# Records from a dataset
** START **

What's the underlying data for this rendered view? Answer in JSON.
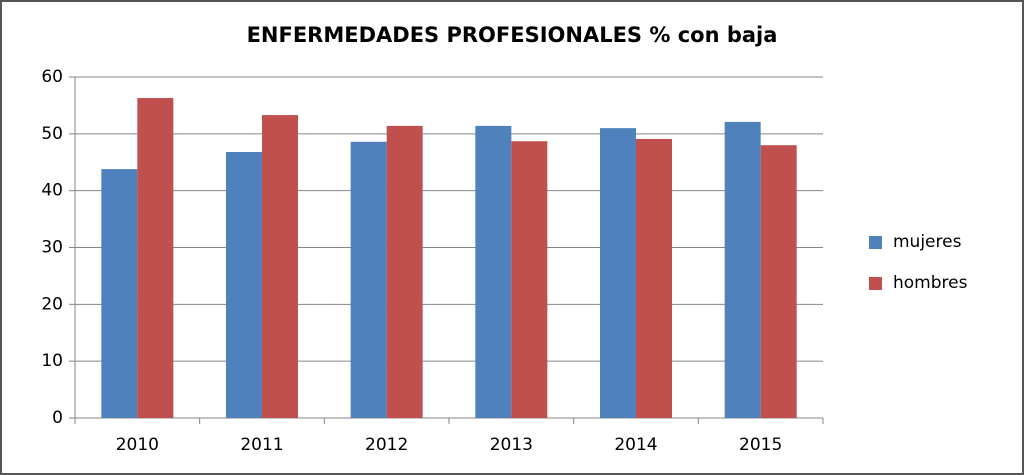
{
  "chart_data": {
    "type": "bar",
    "title": "ENFERMEDADES PROFESIONALES % con baja",
    "categories": [
      "2010",
      "2011",
      "2012",
      "2013",
      "2014",
      "2015"
    ],
    "series": [
      {
        "name": "mujeres",
        "color": "#4f81bd",
        "values": [
          43.8,
          46.8,
          48.6,
          51.4,
          51.0,
          52.1
        ]
      },
      {
        "name": "hombres",
        "color": "#c0504d",
        "values": [
          56.3,
          53.3,
          51.4,
          48.7,
          49.1,
          48.0
        ]
      }
    ],
    "ylim": [
      0,
      60
    ],
    "yticks": [
      0,
      10,
      20,
      30,
      40,
      50,
      60
    ],
    "grid": true,
    "legend": "right"
  }
}
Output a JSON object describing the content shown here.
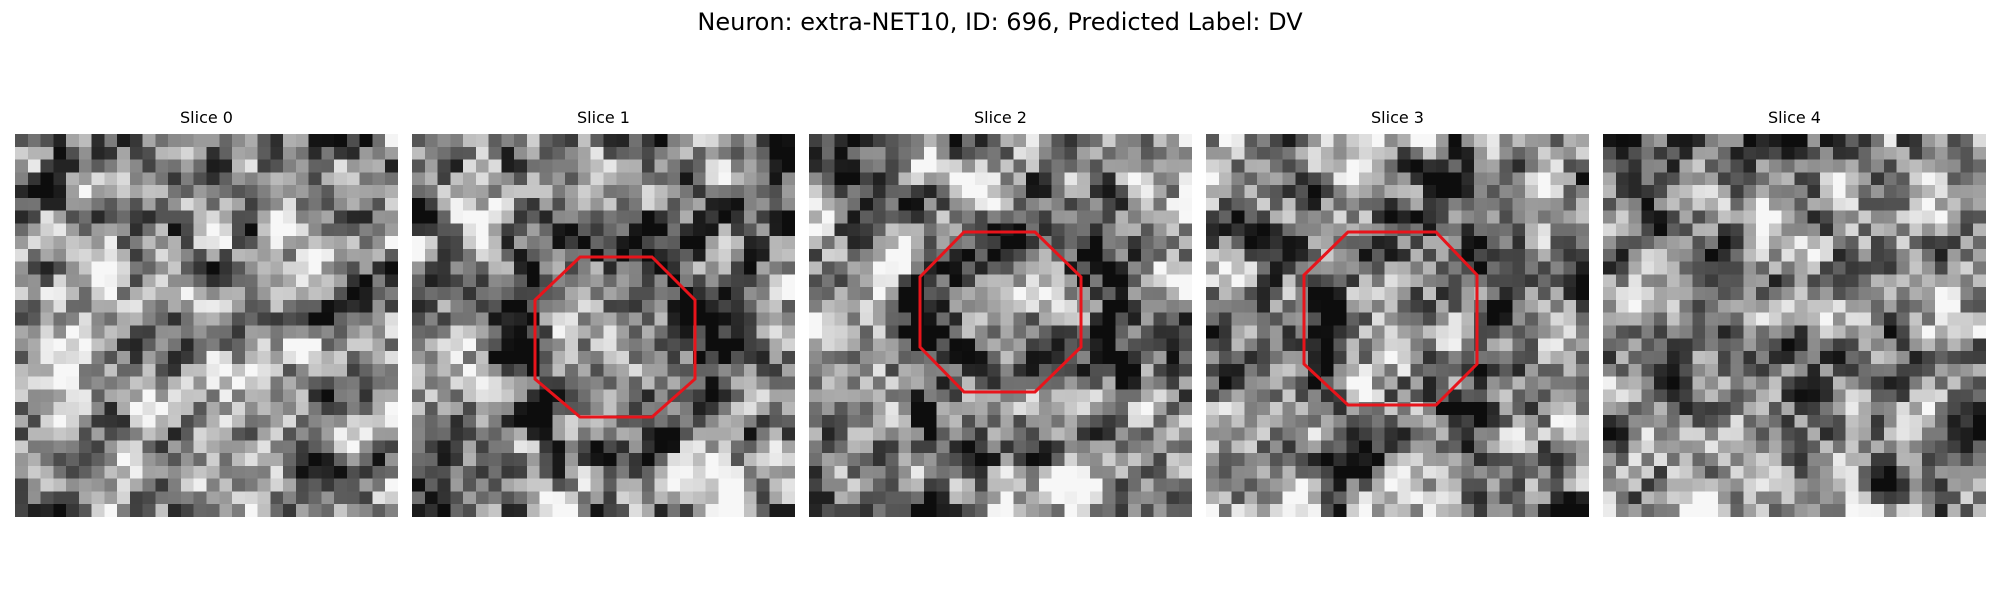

** END **

Write out each entry exactly as given, omitting any picture.

What's the underlying data for this rendered view? Answer in JSON.
{
  "chart_data": {
    "type": "bar",
    "title": "ENFERMEDADES PROFESIONALES % con baja",
    "categories": [
      "2010",
      "2011",
      "2012",
      "2013",
      "2014",
      "2015"
    ],
    "series": [
      {
        "name": "mujeres",
        "color": "#4f81bd",
        "values": [
          43.8,
          46.8,
          48.6,
          51.4,
          51.0,
          52.1
        ]
      },
      {
        "name": "hombres",
        "color": "#c0504d",
        "values": [
          56.3,
          53.3,
          51.4,
          48.7,
          49.1,
          48.0
        ]
      }
    ],
    "ylim": [
      0,
      60
    ],
    "yticks": [
      0,
      10,
      20,
      30,
      40,
      50,
      60
    ],
    "grid": true,
    "legend": "right"
  }
}
Output a JSON object describing the content shown here.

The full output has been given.